**Article:**
>>>
Media exclusives: how and when to use them

July 27, 2020

Media exclusives: how and when to use them

When I was working at a television station, the first question the news director would ask after a reporter came in with a juicy story was, “Is it exclusive?”

She wanted to know if her station was the only place viewers could find the story or if they would at least be the first to break the news. In a time when just about everyone has 24/7 access to information at their fingertips, regardless of when the 5 o’clock newscast airs, media outlets are looking for any edge they can get over their competitors.

For PR purposes, exclusives can help you squeeze all of the “juice” you can get out of a story and make sure it’s placed with an outlet that will give it the coverage you think it deserves.

What are exclusives?

Depending on who you talk to, the exact definition of an exclusive varies. 

The most common form of an exclusive is when a source gives a journalist or outlet an offer to be the first to publish a story before making it available for other outlets to cover. 

Others consider exclusives to be stories offered to and published in only one outlet.
<<<
**What the task requires:**
Decide whether each statement below agrees with the article on media exclusives, answering yes or no and quoting the deciding words of the article. (a) The exact definition of an exclusive is the same whoever you ask. (b) The most common form of an exclusive lets a journalist or outlet publish a story first, before other outlets may cover it. (c) Exclusives can help a story get the coverage it deserves.

Stored items from a collection:
>>>
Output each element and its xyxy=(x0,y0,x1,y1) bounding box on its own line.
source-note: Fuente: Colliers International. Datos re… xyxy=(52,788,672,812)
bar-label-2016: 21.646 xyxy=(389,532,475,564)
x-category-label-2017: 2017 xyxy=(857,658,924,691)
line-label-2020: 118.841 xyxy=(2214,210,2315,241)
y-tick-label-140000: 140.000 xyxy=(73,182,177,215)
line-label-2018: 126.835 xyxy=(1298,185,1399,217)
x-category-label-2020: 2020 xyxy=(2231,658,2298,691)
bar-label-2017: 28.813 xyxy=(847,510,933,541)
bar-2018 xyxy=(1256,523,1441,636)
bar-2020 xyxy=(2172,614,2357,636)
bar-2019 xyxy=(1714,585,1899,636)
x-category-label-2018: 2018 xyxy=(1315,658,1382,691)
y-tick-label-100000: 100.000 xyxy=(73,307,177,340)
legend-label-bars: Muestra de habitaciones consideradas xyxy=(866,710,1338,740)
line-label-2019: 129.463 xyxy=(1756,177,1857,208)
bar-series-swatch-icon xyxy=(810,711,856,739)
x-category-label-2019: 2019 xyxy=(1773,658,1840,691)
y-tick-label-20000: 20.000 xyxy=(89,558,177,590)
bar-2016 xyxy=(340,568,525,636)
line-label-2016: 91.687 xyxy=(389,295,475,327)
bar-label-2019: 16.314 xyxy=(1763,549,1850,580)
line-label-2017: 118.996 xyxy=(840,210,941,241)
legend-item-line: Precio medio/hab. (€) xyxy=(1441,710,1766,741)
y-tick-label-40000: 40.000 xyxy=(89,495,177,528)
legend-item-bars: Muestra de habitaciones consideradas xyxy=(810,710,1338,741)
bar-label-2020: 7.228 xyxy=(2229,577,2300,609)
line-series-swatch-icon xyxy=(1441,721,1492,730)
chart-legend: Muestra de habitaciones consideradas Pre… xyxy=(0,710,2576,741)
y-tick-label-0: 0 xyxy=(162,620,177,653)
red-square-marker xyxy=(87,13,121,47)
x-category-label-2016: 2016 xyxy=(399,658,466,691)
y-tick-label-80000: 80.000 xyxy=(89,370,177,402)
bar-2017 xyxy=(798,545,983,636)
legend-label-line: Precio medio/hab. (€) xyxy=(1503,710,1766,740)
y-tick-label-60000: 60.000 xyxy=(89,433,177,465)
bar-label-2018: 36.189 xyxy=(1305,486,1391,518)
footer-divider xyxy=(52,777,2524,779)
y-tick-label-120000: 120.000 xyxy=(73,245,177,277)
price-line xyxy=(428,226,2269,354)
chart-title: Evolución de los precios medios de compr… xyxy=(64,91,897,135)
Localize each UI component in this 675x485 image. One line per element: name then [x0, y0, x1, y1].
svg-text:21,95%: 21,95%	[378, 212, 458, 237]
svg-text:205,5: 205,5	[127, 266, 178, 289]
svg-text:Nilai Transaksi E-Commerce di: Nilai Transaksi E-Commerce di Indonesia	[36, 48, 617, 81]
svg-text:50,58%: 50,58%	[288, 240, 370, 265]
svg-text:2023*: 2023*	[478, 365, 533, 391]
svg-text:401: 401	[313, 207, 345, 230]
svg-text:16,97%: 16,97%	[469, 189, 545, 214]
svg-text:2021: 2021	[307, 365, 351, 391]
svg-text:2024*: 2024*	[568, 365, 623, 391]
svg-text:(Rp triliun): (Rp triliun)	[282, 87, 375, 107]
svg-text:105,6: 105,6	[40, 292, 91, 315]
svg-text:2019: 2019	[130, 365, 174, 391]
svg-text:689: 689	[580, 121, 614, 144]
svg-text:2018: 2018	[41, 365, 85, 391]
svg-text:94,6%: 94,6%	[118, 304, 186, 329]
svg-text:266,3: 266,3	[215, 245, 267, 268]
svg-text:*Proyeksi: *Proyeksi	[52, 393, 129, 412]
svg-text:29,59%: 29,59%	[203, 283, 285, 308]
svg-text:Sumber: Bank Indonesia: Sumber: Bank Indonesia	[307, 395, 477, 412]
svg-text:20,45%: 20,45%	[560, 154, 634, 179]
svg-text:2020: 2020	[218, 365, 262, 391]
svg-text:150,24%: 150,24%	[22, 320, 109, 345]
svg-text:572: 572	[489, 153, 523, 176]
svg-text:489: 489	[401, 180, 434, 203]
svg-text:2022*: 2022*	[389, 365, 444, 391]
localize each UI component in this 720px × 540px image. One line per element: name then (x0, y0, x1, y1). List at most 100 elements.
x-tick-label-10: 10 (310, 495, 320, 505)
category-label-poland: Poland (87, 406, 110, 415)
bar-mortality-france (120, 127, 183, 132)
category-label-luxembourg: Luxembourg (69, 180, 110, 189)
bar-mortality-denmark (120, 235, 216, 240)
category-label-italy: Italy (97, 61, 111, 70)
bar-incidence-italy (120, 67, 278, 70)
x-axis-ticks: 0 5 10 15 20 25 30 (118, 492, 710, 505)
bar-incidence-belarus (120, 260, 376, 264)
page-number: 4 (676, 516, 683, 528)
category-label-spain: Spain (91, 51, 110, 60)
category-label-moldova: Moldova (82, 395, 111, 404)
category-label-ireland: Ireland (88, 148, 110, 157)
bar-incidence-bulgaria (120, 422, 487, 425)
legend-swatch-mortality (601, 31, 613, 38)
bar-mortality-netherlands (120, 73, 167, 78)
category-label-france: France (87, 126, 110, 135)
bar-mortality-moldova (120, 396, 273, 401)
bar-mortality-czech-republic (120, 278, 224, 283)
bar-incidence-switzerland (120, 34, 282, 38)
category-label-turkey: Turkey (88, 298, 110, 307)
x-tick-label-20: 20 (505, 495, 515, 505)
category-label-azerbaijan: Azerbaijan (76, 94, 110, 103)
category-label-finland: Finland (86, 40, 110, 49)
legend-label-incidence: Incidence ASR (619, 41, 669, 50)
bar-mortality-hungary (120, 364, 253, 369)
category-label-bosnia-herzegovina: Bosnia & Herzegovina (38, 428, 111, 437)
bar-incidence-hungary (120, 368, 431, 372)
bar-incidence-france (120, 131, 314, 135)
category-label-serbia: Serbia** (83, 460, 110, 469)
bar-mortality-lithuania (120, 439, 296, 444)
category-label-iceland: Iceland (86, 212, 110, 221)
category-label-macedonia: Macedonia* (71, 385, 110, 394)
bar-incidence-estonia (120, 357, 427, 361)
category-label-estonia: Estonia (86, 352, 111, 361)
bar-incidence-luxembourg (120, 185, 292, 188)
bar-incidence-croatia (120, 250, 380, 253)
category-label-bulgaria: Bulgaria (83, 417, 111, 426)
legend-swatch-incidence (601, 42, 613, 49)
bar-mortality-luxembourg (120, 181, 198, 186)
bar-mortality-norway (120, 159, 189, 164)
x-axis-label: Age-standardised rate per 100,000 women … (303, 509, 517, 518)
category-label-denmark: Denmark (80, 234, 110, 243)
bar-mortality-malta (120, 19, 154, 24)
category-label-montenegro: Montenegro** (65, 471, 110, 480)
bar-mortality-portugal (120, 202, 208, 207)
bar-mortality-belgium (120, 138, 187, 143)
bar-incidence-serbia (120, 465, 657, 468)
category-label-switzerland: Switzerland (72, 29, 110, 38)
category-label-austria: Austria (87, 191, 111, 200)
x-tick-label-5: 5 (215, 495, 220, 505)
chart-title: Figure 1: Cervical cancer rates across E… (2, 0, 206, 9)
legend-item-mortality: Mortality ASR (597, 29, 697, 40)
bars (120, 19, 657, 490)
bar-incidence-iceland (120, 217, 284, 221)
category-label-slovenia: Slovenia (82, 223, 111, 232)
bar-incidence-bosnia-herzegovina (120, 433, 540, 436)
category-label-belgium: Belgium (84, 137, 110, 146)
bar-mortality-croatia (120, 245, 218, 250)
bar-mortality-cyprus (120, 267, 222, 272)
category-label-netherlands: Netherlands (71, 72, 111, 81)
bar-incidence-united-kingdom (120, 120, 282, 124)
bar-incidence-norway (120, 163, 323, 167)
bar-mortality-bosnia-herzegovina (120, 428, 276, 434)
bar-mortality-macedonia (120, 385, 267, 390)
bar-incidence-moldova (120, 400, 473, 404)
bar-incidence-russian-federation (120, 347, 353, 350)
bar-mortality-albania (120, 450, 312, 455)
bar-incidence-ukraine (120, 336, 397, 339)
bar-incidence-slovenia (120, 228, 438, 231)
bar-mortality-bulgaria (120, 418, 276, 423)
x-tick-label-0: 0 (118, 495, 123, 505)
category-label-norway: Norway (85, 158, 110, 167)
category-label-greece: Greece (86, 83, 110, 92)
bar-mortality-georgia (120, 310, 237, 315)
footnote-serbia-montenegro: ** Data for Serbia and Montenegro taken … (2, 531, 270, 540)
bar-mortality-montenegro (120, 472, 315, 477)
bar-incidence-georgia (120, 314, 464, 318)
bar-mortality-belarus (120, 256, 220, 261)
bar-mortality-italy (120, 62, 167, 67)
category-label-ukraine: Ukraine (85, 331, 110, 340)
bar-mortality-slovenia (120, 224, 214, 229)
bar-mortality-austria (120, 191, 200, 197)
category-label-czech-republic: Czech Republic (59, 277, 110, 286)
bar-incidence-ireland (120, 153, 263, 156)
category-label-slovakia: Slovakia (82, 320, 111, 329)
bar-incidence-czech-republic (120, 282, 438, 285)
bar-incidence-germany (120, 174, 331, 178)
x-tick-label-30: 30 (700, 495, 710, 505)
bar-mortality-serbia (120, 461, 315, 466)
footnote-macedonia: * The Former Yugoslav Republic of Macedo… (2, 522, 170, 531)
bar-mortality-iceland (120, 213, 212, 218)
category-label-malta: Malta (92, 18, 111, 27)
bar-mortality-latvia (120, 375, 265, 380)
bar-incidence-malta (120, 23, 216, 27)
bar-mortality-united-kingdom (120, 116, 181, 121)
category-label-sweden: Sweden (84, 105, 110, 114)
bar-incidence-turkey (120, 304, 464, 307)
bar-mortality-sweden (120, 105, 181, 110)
<<<
**The solution:**
(a) No: "Depending on who you talk to, the exact definition of an exclusive varies."
(b) Yes: "The most common form of an exclusive is when a source gives a journalist or outlet an offer to be the first to publish a story before making it available for other outlets to cover."
(c) Yes: "make sure it’s placed with an outlet that will give it the coverage you think it deserves."